# TEXTO MOSTRADO:
El gobierno aprueba un Real Decreto https://www.boe.es/boe/dias/2017/10/07/pdfs/BOE-A-2017-11505.pdf que regula el llamado Bono Social para los consumidores vulnerables de energía eléctrica. La auténtica genialidad del Ministerio y de las eléctricas consiste en que se evitará el corte de suministro eléctrico a los hogares que acrediten la condición de vulnerabilidad severa… ¡si los servicios sociales (locales o autonómicos) abonan la factura!

Un primer cálculo de hogares potenciales que podrían beneficiarse de la medida nos lleva a estimar que -con toda seguridad- serán más de 900.000 familias las que entrarían en el rango de vulnerabilidad severa.

El proceder de las eléctricas ante un impago será informar a sus clientes de que acudan a los servicios sociales y si estos pagan el 50% de sus facturas, entonces no se les cortará el suministro. Resultado: el Sr. Álvaro Nadal se hace una foto preciosa gracias a su “sensibilidad”, las eléctricas tendrán a quien culpar en caso de corte de suministro (los servicios sociales que no quisieron pagar la factura) y los servicios sociales que atienden ya a más de 8 millones de personas al año recibirán toda la presión de la demanda, además de verse obligados a compartir información de ciudadanos con unas empresas privadas que “activarán” estos servicios públicos cuando estimen oportuno. Es cierto que no todas las familias potenciales incurrirán en impago. El propio Ministerio calcula para todo el bono social eléctrico una penosa “tasa de aceptación” del 45%. Pero en cuanto se corra la voz entre las economías más castigadas, se producirá una insana invitación a dejar de pagar.

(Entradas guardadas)
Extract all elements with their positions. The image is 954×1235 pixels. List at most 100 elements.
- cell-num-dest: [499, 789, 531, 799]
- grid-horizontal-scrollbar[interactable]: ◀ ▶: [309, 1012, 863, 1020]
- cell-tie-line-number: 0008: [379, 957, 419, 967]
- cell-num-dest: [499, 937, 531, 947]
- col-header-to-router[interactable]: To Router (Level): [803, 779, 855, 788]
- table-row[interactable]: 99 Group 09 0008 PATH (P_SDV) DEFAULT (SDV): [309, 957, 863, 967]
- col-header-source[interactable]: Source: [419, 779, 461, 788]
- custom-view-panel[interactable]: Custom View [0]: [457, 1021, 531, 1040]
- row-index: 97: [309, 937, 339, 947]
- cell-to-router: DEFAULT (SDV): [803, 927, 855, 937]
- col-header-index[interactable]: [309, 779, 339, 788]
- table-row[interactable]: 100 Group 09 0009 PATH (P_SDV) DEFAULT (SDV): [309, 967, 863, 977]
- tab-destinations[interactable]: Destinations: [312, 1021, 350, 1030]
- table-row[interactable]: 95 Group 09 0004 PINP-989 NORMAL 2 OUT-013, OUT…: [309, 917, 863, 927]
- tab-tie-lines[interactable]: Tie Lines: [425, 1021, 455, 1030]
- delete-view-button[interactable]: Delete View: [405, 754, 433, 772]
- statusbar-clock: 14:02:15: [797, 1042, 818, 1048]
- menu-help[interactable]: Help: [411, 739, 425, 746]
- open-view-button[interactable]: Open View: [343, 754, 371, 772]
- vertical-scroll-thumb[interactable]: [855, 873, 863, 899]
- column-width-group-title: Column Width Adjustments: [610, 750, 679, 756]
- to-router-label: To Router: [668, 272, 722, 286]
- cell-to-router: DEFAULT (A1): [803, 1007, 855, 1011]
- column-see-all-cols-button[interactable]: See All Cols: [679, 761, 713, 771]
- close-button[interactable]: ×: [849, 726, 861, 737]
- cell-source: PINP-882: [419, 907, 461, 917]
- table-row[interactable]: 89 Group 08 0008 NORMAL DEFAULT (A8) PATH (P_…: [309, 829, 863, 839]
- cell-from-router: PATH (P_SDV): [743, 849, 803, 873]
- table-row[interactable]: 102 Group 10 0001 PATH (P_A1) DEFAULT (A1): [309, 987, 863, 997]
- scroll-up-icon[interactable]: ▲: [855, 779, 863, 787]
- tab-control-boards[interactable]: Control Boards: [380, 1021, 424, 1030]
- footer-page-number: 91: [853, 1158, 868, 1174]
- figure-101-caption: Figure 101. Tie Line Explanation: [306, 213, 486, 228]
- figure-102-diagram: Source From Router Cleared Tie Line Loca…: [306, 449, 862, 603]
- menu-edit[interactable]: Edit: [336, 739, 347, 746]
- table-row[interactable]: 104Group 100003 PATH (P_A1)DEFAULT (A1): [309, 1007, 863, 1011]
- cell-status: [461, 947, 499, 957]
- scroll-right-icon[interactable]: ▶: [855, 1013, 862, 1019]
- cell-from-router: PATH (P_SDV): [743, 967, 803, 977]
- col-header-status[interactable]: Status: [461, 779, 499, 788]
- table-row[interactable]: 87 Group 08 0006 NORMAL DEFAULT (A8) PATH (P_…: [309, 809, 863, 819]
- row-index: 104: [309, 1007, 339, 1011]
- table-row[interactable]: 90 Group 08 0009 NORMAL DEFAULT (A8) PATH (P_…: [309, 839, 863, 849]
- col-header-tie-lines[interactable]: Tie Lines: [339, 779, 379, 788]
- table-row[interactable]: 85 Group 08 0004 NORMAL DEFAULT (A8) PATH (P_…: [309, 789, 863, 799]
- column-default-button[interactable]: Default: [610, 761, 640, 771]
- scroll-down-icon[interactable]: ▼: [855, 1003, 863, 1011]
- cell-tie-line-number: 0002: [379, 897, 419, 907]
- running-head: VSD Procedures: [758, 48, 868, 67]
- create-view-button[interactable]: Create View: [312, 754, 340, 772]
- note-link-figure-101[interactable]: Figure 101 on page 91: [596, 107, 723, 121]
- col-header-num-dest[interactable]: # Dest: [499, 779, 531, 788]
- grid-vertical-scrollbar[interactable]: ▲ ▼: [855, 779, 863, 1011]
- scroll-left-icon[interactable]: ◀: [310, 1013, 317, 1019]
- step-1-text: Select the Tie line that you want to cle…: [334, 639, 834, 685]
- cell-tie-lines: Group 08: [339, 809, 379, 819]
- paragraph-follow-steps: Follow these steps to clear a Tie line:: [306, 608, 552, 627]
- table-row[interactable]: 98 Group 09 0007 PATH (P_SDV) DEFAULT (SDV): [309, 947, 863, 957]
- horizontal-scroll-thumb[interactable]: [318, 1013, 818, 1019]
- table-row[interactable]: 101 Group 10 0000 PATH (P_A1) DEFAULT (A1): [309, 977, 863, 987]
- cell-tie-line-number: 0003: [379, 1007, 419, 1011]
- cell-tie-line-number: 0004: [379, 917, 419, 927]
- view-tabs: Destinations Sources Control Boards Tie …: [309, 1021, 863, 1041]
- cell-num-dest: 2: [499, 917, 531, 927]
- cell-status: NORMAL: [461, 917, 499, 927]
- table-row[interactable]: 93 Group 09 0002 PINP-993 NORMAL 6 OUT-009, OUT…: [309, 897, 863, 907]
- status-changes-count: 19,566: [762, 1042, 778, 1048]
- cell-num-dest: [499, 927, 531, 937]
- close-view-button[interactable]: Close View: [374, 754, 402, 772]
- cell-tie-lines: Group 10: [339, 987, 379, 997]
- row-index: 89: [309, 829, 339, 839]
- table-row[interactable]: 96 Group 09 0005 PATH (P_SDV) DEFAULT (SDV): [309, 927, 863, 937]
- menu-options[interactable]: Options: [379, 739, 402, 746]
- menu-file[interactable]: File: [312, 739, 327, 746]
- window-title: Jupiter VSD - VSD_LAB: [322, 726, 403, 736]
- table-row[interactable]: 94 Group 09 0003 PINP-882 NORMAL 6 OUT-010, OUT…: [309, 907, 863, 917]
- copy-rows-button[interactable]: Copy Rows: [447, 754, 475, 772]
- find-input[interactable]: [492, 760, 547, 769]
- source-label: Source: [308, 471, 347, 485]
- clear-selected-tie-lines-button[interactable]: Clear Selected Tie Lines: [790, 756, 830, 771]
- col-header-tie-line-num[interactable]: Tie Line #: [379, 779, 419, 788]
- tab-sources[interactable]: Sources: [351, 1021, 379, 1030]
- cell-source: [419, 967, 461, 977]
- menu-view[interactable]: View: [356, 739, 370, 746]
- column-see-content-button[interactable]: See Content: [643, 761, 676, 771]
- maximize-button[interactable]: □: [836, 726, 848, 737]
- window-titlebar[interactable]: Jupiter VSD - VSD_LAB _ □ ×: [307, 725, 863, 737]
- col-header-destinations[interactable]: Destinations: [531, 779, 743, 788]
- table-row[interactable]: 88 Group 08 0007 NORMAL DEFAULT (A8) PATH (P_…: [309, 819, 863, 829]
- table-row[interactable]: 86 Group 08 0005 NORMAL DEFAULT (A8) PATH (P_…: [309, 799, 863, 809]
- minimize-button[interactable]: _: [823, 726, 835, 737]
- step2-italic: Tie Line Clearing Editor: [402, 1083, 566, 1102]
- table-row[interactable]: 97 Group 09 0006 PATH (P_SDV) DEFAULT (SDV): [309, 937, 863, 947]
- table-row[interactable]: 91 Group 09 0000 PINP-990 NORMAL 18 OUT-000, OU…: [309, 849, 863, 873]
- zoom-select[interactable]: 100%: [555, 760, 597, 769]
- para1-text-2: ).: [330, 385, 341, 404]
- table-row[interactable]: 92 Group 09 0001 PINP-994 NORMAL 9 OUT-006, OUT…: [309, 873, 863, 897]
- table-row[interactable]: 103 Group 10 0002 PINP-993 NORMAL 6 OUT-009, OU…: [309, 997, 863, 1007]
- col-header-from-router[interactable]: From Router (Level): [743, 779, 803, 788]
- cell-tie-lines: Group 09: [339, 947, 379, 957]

# QUÉ HACER:
Escribe cómo sigue el texto sobre el bono social eléctrico, empezando después de su última frase. Estas líneas no tienen relación con el texto.

# RESULTADO OBTENIDO:
La medida posee lagunas y efectos perversos entre los que señalamos:

  • Un importante impacto presupuestario en ayuntamientos y comunidades, ni previsto ni pactado en el seno del órgano que debía haber conocido y abordado el asunto (Consejo Territorial de Servicios Sociales).
  • Los PGE de 2017 no han contemplado el impacto de la medida.
  • Se han obviado y ninguneado los sistemas de protección (posiblemente más inteligentes) gestados ya en algunas comunidades autónomas y ayuntamientos.
  • Se generará una sobrecarga de gestión imposible para los servicios y para los profesionales.
  • La condición de vulnerabilidad severa (condición para la suspensión del corte de suministro) se establece por un año y corresponderá a los servicios sociales la “vigilancia” del cambio de circunstancias y su notificación.
  • Es una norma antipedagógica y paternalista. Cuando los servicios sociales atienden estas situaciones (ya lo hacen en muchos casos) son muy conscientes de que es la familia la que debe responsabilizarse de sus pagos aunque la procedencia de los fondos sea pública (como lo es para cualquier pensionista o parado que cobre una prestación). Asumir la obligación de pago directo desde la administración no es buen camino.
  • Es muy parcial en su protección (¿y el gas? ¿no podemos cortar la luz pero sí el gas?).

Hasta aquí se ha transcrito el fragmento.